◆ WHAT IS BEING ASKED
Please copy the entries from the first line through the line containing "participant-name: HUAWEI Y9", inclusive, without changing anything.

[Page element annotations]
---+---

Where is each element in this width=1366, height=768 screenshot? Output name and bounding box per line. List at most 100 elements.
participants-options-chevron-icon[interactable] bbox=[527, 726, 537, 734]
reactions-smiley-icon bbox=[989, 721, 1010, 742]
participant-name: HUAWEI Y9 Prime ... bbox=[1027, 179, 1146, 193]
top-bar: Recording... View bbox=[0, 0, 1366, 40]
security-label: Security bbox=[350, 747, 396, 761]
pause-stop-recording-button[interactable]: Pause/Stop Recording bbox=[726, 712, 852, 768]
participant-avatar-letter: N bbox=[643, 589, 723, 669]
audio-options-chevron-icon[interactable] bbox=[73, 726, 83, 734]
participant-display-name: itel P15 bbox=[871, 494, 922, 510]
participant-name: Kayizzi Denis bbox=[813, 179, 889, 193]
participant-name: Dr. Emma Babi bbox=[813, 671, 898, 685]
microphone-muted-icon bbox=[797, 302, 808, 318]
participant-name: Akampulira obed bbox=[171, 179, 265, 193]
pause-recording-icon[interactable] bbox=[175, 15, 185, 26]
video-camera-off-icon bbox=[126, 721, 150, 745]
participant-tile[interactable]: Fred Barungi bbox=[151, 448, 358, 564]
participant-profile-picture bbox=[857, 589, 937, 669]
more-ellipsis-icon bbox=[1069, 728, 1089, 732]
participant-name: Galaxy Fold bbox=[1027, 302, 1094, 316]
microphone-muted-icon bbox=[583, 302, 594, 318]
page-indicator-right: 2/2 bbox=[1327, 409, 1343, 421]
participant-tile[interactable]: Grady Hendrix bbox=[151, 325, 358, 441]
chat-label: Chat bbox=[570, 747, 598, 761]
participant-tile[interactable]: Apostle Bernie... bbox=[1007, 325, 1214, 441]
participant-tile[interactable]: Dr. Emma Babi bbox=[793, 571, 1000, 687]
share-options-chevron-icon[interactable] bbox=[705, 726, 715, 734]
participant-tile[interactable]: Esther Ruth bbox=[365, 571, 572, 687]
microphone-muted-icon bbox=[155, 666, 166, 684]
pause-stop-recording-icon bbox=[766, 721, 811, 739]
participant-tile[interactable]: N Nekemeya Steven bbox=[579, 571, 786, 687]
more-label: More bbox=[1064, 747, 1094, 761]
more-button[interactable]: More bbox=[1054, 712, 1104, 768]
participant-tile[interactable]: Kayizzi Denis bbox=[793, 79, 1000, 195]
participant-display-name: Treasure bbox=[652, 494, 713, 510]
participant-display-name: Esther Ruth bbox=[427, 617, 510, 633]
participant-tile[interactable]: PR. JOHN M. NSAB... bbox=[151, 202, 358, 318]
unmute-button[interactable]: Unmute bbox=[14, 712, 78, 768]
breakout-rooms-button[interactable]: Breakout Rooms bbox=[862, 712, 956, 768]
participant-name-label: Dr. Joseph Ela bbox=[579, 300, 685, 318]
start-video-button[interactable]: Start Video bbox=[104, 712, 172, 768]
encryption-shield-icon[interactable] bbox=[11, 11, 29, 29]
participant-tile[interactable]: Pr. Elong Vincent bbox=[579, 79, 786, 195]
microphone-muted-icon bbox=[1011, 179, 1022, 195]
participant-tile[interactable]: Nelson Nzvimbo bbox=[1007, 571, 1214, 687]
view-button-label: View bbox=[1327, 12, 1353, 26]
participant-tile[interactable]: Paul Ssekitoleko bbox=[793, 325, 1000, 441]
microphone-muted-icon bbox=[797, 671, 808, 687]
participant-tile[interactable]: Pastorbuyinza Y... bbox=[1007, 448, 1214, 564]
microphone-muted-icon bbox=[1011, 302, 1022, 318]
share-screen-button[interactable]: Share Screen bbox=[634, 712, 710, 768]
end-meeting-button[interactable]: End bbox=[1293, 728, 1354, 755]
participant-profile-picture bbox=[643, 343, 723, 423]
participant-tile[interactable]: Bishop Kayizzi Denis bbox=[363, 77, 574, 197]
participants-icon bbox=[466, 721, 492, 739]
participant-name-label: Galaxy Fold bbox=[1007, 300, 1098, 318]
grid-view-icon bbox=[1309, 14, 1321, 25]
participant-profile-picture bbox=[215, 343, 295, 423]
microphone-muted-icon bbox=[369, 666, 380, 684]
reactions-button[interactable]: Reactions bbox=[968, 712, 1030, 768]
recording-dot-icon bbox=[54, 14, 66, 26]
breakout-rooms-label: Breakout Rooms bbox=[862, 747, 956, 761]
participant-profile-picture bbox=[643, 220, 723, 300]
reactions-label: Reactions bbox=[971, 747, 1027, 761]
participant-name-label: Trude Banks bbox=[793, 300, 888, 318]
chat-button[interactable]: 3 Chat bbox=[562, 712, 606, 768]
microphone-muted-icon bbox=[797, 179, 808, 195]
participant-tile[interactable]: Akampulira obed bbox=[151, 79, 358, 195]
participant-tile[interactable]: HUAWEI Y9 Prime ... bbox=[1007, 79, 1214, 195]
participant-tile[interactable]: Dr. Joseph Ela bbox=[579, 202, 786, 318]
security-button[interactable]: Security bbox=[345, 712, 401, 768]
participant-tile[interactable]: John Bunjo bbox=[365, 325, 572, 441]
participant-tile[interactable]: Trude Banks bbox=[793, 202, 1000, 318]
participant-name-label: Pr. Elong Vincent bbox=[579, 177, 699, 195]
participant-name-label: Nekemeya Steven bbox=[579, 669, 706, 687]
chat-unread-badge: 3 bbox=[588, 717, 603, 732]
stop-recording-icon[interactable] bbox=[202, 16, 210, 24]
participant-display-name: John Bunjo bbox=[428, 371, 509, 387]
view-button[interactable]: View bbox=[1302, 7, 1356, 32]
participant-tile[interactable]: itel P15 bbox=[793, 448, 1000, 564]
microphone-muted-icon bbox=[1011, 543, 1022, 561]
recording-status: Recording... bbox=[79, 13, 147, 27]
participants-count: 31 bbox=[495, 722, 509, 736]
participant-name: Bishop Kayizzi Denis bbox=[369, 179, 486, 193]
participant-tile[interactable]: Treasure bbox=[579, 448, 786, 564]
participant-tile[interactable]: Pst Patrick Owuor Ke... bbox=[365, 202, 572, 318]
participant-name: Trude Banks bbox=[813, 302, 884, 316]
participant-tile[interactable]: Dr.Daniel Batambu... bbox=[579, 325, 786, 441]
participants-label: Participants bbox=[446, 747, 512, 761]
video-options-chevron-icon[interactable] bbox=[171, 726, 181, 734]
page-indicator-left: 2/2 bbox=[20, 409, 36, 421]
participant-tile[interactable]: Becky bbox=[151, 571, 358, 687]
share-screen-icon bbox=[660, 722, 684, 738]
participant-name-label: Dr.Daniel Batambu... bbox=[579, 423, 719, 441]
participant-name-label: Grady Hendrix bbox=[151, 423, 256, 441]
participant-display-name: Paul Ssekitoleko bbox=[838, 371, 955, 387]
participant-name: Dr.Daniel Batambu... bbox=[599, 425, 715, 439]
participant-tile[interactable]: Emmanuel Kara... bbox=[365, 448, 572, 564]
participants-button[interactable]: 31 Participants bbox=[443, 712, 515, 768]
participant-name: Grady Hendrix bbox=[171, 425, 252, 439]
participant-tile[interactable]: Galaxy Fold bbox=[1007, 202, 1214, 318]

---+---

◆ EXERCISE RESULT
Where is each element in this width=1366, height=768 screenshot? Output name and bounding box per line. List at most 100 elements.
participants-options-chevron-icon[interactable] bbox=[527, 726, 537, 734]
reactions-smiley-icon bbox=[989, 721, 1010, 742]
participant-name: HUAWEI Y9 Prime ... bbox=[1027, 179, 1146, 193]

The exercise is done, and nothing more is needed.